**What you are asked to do:**
Extract the full set of records that follows, word for word.

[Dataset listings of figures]
════
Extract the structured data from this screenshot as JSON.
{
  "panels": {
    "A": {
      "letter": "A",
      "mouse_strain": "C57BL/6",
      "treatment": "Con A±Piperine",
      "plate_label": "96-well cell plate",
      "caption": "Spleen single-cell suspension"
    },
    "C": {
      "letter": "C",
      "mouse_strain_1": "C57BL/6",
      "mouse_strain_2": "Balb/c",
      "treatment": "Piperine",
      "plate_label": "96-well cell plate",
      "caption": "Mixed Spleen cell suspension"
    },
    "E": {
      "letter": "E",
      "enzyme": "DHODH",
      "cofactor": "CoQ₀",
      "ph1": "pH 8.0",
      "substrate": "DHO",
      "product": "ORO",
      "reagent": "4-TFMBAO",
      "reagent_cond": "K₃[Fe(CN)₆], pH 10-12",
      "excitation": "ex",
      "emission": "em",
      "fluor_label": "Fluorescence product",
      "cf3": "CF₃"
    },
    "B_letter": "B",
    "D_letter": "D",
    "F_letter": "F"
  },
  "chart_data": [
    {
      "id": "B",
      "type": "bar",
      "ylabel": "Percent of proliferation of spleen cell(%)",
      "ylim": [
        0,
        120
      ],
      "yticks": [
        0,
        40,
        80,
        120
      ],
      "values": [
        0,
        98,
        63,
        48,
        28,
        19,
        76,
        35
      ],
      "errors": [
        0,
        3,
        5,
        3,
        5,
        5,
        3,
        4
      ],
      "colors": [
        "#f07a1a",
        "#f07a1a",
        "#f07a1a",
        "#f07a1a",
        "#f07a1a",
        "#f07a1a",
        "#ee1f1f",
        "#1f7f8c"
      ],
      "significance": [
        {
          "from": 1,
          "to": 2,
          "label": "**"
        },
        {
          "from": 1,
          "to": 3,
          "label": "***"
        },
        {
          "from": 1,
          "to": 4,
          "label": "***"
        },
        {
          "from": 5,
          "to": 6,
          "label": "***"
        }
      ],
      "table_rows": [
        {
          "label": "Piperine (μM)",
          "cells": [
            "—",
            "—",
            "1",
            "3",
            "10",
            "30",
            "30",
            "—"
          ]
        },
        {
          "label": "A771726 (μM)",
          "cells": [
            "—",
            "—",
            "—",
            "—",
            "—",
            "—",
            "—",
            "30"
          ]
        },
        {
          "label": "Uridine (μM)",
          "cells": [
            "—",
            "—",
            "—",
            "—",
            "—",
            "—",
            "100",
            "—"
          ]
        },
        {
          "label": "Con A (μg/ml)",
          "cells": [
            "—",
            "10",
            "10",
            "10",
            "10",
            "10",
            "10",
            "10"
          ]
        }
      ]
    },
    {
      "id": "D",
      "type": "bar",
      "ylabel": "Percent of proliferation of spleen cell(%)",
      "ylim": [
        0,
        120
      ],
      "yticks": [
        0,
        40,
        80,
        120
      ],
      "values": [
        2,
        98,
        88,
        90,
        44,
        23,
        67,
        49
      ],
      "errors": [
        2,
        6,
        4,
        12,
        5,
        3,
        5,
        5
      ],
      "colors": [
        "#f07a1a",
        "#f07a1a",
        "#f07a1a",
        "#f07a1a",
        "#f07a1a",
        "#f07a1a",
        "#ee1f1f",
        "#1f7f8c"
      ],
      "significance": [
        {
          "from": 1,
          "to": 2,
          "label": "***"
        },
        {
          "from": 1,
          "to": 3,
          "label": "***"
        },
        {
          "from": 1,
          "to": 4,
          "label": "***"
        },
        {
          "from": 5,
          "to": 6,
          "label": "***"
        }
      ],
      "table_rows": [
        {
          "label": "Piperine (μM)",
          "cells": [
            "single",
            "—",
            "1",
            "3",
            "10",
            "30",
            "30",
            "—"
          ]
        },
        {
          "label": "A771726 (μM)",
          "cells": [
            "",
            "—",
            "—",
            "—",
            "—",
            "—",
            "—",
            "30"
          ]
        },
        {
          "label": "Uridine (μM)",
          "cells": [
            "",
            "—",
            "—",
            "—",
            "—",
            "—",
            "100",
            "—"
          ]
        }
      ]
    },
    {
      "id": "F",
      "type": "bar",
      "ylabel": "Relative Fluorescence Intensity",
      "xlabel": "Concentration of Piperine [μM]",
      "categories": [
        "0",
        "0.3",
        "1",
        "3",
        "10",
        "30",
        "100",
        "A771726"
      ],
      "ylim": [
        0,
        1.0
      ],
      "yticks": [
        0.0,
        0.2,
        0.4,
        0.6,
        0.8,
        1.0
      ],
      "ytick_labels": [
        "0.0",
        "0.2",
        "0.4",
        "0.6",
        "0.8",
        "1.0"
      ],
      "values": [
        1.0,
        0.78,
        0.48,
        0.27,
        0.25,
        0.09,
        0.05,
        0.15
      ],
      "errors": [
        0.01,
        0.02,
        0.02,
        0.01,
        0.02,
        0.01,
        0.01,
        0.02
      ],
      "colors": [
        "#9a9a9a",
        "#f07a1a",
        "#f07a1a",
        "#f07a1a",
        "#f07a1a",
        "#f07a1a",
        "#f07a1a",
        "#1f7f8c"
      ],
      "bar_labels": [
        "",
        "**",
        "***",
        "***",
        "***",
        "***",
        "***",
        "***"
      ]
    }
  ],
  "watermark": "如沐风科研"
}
════
**Written answer:**
Extract the structured data from this screenshot as JSON.
{
  "panels": {
    "A": {
      "letter": "A",
      "mouse_strain": "C57BL/6",
      "treatment": "Con A±Piperine",
      "plate_label": "96-well cell plate",
      "caption": "Spleen single-cell suspension"
    },
    "C": {
      "letter": "C",
      "mouse_strain_1": "C57BL/6",
      "mouse_strain_2": "Balb/c",
      "treatment": "Piperine",
      "plate_label": "96-well cell plate",
      "caption": "Mixed Spleen cell suspension"
    },
    "E": {
      "letter": "E",
      "enzyme": "DHODH",
      "cofactor": "CoQ₀",
      "ph1": "pH 8.0",
      "substrate": "DHO",
      "product": "ORO",
      "reagent": "4-TFMBAO",
      "reagent_cond": "K₃[Fe(CN)₆], pH 10-12",
      "excitation": "ex",
      "emission": "em",
      "fluor_label": "Fluorescence product",
      "cf3": "CF₃"
    },
    "B_letter": "B",
    "D_letter": "D",
    "F_letter": "F"
  },
  "chart_data": [
    {
      "id": "B",
      "type": "bar",
      "ylabel": "Percent of proliferation of spleen cell(%)",
      "ylim": [
        0,
        120
      ],
      "yticks": [
        0,
        40,
        80,
        120
      ],
      "values": [
        0,
        98,
        63,
        48,
        28,
        19,
        76,
        35
      ],
      "errors": [
        0,
        3,
        5,
        3,
        5,
        5,
        3,
        4
      ],
      "colors": [
        "#f07a1a",
        "#f07a1a",
        "#f07a1a",
        "#f07a1a",
        "#f07a1a",
        "#f07a1a",
        "#ee1f1f",
        "#1f7f8c"
      ],
      "significance": [
        {
          "from": 1,
          "to": 2,
          "label": "**"
        },
        {
          "from": 1,
          "to": 3,
          "label": "***"
        },
        {
          "from": 1,
          "to": 4,
          "label": "***"
        },
        {
          "from": 5,
          "to": 6,
          "label": "***"
        }
      ],
      "table_rows": [
        {
          "label": "Piperine (μM)",
          "cells": [
            "—",
            "—",
            "1",
            "3",
            "10",
            "30",
            "30",
            "—"
          ]
        },
        {
          "label": "A771726 (μM)",
          "cells": [
            "—",
            "—",
            "—",
            "—",
            "—",
            "—",
            "—",
            "30"
          ]
        },
        {
          "label": "Uridine (μM)",
          "cells": [
            "—",
            "—",
            "—",
            "—",
            "—",
            "—",
            "100",
            "—"
          ]
        },
        {
          "label": "Con A (μg/ml)",
          "cells": [
            "—",
            "10",
            "10",
            "10",
            "10",
            "10",
            "10",
            "10"
          ]
        }
      ]
    },
    {
      "id": "D",
      "type": "bar",
      "ylabel": "Percent of proliferation of spleen cell(%)",
      "ylim": [
        0,
        120
      ],
      "yticks": [
        0,
        40,
        80,
        120
      ],
      "values": [
        2,
        98,
        88,
        90,
        44,
        23,
        67,
        49
      ],
      "errors": [
        2,
        6,
        4,
        12,
        5,
        3,
        5,
        5
      ],
      "colors": [
        "#f07a1a",
        "#f07a1a",
        "#f07a1a",
        "#f07a1a",
        "#f07a1a",
        "#f07a1a",
        "#ee1f1f",
        "#1f7f8c"
      ],
      "significance": [
        {
          "from": 1,
          "to": 2,
          "label": "***"
        },
        {
          "from": 1,
          "to": 3,
          "label": "***"
        },
        {
          "from": 1,
          "to": 4,
          "label": "***"
        },
        {
          "from": 5,
          "to": 6,
          "label": "***"
        }
      ],
      "table_rows": [
        {
          "label": "Piperine (μM)",
          "cells": [
            "single",
            "—",
            "1",
            "3",
            "10",
            "30",
            "30",
            "—"
          ]
        },
        {
          "label": "A771726 (μM)",
          "cells": [
            "",
            "—",
            "—",
            "—",
            "—",
            "—",
            "—",
            "30"
          ]
        },
        {
          "label": "Uridine (μM)",
          "cells": [
            "",
            "—",
            "—",
            "—",
            "—",
            "—",
            "100",
            "—"
          ]
        }
      ]
    },
    {
      "id": "F",
      "type": "bar",
      "ylabel": "Relative Fluorescence Intensity",
      "xlabel": "Concentration of Piperine [μM]",
      "categories": [
        "0",
        "0.3",
        "1",
        "3",
        "10",
        "30",
        "100",
        "A771726"
      ],
      "ylim": [
        0,
        1.0
      ],
      "yticks": [
        0.0,
        0.2,
        0.4,
        0.6,
        0.8,
        1.0
      ],
      "ytick_labels": [
        "0.0",
        "0.2",
        "0.4",
        "0.6",
        "0.8",
        "1.0"
      ],
      "values": [
        1.0,
        0.78,
        0.48,
        0.27,
        0.25,
        0.09,
        0.05,
        0.15
      ],
      "errors": [
        0.01,
        0.02,
        0.02,
        0.01,
        0.02,
        0.01,
        0.01,
        0.02
      ],
      "colors": [
        "#9a9a9a",
        "#f07a1a",
        "#f07a1a",
        "#f07a1a",
        "#f07a1a",
        "#f07a1a",
        "#f07a1a",
        "#1f7f8c"
      ],
      "bar_labels": [
        "",
        "**",
        "***",
        "***",
        "***",
        "***",
        "***",
        "***"
      ]
    }
  ],
  "watermark": "如沐风科研"
}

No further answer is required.